Given instruction: Your task is to extract every line from the material below exactly.

Records from a dataset
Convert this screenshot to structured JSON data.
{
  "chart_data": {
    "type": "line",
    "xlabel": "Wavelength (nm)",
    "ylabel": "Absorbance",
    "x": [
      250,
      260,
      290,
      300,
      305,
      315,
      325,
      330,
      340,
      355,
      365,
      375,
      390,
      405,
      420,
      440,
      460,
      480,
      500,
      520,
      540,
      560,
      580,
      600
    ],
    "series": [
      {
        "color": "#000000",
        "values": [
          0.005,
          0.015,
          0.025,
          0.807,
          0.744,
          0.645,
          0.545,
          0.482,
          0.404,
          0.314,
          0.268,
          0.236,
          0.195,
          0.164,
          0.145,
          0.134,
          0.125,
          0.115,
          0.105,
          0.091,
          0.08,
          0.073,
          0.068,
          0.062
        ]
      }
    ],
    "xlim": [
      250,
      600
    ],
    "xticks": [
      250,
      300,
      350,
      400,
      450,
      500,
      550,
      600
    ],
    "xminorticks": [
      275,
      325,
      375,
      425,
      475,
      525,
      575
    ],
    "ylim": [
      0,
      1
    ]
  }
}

Output below:
Convert this screenshot to structured JSON data.
{
  "chart_data": {
    "type": "line",
    "xlabel": "Wavelength (nm)",
    "ylabel": "Absorbance",
    "x": [
      250,
      260,
      290,
      300,
      305,
      315,
      325,
      330,
      340,
      355,
      365,
      375,
      390,
      405,
      420,
      440,
      460,
      480,
      500,
      520,
      540,
      560,
      580,
      600
    ],
    "series": [
      {
        "color": "#000000",
        "values": [
          0.005,
          0.015,
          0.025,
          0.807,
          0.744,
          0.645,
          0.545,
          0.482,
          0.404,
          0.314,
          0.268,
          0.236,
          0.195,
          0.164,
          0.145,
          0.134,
          0.125,
          0.115,
          0.105,
          0.091,
          0.08,
          0.073,
          0.068,
          0.062
        ]
      }
    ],
    "xlim": [
      250,
      600
    ],
    "xticks": [
      250,
      300,
      350,
      400,
      450,
      500,
      550,
      600
    ],
    "xminorticks": [
      275,
      325,
      375,
      425,
      475,
      525,
      575
    ],
    "ylim": [
      0,
      1
    ]
  }
}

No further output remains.